Continue the excerpt describing the theatre program, beginning directly after its last sentence.

EXCERPTED TEXT:
^^^^
Following this, from July 6 to July 12, Danny Yung has invited artists from Tokyo, Seoul, Phnom Penh, Beijing, Nanjing, Chongqing, and Hong Kong to come together for intercultural creations. Spanning diverse forms including installation, contemporary theatre, contemporary dance, traditional opera, sound, and video, they will transform the theatre into a ritual altar. With a different performance every day, each session features a post-show talk, allowing the audience to extend their experience from viewing to discussion and participation, navigating the very questions posed in the theatre.
Director: Susie Au, Xie Shu
It’s an installation project and resists easy labelling. It holds image, sound, fragments of daily life, contemporary dance, shifting light, and theatre’s ghost. Not narrative theatre, but theatre as a question of enclosure: where does a body end and space begin? Where does memory become architecture?
Director: Steve Hui (aka NERVE)
Collaboration:
Makoto Matsushima (Tokyo / Dancer-Choreographer)
Cheng Pak-lun (Hong Kong / Theatre Performer)
Cheung Cheuk-mei (Hong Kong / Theatre Performer)
Cheung Man-yung (Hong Kong / Theatre Performer)
Mok Dik-long (Hong Kong / Theatre Performer)
Tang Lap-hang (Hong Kong / Theatre Performer)
Wang Lok-ki (Hong Kong / Theatre Performer)
The performance categorizes noise into seven distinct textures: the tedious, the out-of-tune, the nauseating, the absurd, the piercingly tragic, the torturous, and the bone-chilling. In our daily lives, “sound” is omnipresent—and perhaps the same can be said for “noise,” whether it manifests as chaotic disarray or as disciplined order.
Director: Edward Lam (Hong Kong / Theatre Director and Playwright)
Chief Creative Advisor: Kaili PENG
Collaborators: WANG Hung-yuan (Taipei / Performer), HUANG Ren-jie (Taipei / Performer), HO Ting Wai (Hong Kong / Visual Artist), Darwin NG (Hong Kong / Visual Artist)
Adapted from Director Edward Yang’s Original Work “A one and a two”
Licensed by Kailidoscope Pictures Inc.
Edward Yang’s final masterpiece, Yi Yi, centers on the theme of “beginnings.” In the film, eight-year-old Yang-Yang experiences his first realization of what it truly means to see and not to see. In 2026, when cinema is no longer a voyage into the unknown, how can we discern what kind of unseen future lies behind the future we currently believe we see?
^^^^
PROVIDED MATERIAL:
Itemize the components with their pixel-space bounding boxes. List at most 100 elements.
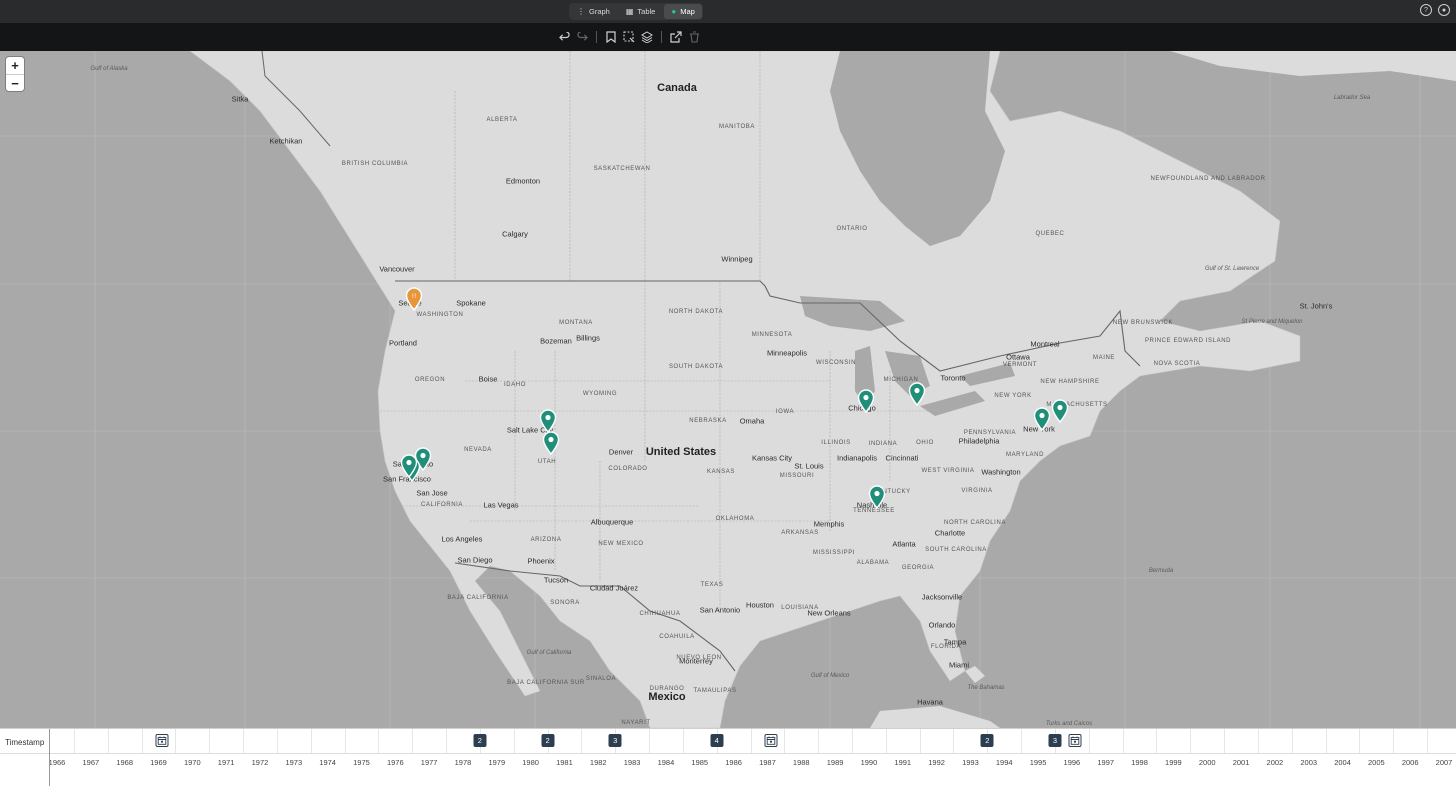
^^^^
WRITTEN RESPONSE:
With the generous authorization of Chief Creative Advisor Kaili Peng, director Edward Lam will use his 2021 work A One and a Two as a blueprint. Collaborating with actors Wang Hung-yuan and Huang Ren-jie, alongside video artists Ho Ting Wai and Darwin Ng, they will tailor a bespoke iteration exclusively for Meeting of Gods Festival—for one performance only.
Director: Olivier Cong (Hong Kong / Musician, Theatre Director)
Collaborator: CHOU Shu-Yi (Dancer, choreographer, Curator)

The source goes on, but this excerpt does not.